● **WORK TO DO**
For each line below that includes the word "Layer", make a copy.

● **ENTRIES SHOWN**
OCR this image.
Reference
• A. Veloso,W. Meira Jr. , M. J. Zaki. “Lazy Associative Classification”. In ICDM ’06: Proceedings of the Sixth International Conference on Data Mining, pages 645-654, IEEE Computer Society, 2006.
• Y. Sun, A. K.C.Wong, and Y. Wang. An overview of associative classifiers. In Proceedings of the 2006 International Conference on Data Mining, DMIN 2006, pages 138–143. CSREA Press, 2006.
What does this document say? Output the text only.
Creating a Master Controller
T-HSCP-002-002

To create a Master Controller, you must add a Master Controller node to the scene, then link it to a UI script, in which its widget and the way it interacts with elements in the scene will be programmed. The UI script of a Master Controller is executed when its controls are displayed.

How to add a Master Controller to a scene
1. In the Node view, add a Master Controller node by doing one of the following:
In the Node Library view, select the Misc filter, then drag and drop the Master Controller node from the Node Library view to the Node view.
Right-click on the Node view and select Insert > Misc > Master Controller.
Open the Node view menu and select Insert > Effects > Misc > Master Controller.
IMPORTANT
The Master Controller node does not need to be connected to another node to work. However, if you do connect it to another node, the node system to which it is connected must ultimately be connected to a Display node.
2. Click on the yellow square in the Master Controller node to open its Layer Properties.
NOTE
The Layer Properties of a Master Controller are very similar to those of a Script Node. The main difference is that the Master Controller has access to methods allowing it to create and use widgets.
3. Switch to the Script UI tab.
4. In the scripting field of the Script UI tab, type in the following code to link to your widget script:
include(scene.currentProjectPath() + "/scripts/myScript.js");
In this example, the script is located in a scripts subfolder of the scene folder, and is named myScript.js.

==

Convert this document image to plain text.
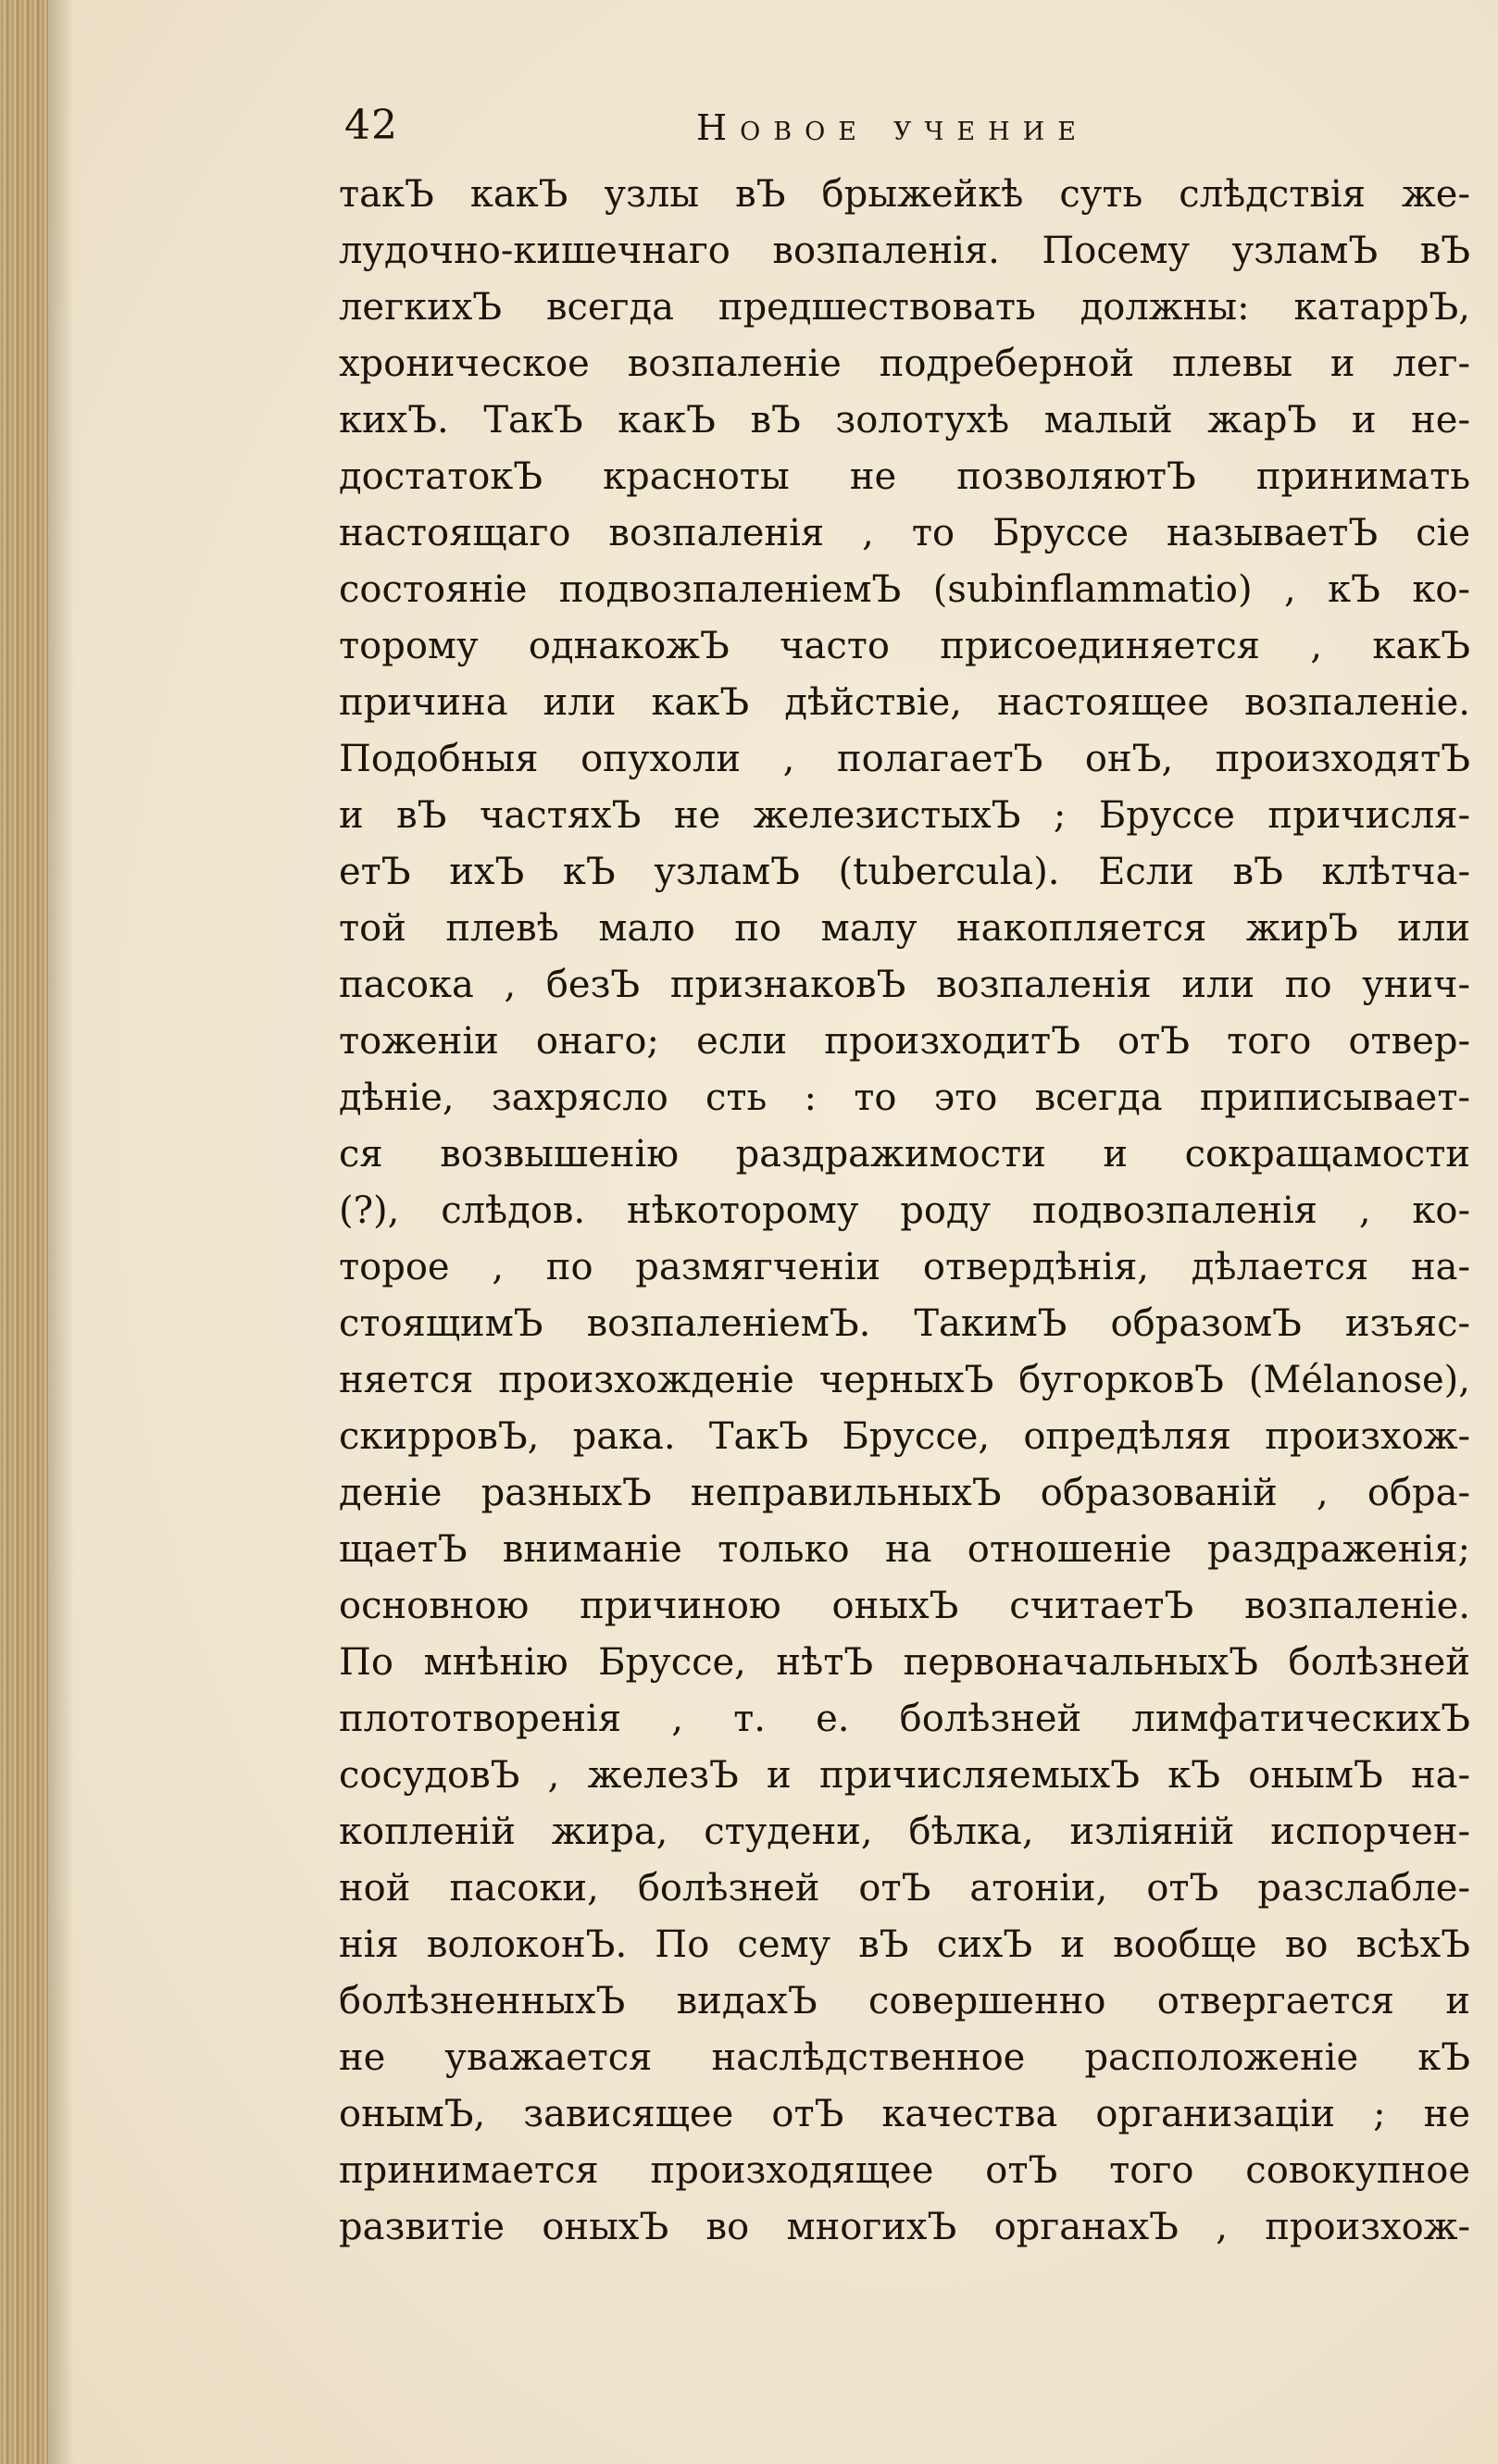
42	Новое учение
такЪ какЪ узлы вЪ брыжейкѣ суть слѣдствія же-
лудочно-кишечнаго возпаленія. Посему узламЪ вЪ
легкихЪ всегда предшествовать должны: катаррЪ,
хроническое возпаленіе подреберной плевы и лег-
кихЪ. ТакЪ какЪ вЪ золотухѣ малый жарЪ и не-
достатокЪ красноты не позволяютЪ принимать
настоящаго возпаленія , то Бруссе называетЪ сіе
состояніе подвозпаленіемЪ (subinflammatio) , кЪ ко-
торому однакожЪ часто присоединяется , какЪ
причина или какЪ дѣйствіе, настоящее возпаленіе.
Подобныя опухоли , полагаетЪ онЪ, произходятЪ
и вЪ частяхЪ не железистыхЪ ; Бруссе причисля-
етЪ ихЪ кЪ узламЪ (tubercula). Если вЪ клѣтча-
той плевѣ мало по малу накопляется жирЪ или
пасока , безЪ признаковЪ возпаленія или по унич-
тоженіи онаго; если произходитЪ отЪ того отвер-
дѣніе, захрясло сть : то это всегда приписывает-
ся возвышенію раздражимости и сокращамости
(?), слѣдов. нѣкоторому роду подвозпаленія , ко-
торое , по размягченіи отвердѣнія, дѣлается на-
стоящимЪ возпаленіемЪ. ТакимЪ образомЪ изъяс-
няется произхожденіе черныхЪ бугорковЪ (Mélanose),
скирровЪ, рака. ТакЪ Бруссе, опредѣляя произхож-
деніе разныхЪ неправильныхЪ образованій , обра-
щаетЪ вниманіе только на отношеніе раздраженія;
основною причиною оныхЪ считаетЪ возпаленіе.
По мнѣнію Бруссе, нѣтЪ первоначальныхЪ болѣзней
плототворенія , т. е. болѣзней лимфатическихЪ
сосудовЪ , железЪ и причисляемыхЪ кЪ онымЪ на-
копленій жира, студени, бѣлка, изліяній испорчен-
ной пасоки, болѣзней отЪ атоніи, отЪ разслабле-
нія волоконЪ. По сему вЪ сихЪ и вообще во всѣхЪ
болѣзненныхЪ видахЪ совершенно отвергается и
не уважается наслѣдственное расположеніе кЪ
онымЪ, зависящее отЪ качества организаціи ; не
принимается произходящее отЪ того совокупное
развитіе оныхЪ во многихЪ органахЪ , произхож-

* * *

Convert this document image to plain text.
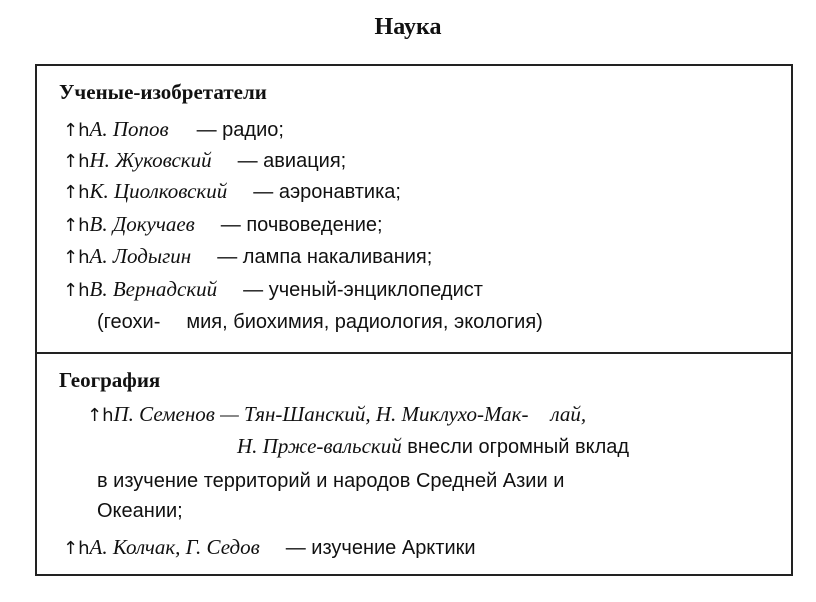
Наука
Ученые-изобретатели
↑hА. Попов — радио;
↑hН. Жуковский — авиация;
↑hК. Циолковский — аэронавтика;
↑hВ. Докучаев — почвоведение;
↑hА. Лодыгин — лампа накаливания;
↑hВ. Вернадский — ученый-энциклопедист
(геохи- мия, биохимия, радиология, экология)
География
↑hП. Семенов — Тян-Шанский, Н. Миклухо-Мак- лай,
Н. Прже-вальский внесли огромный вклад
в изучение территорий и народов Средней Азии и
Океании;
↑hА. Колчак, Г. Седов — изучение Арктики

● **WRITTEN SOLUTION**
2. Click on the yellow square in the Master Controller node to open its Layer Properties.
The Layer Properties of a Master Controller are very similar to those of a Script Node. The main difference is that the Master Controller has access to methods allowing it to create and use widgets.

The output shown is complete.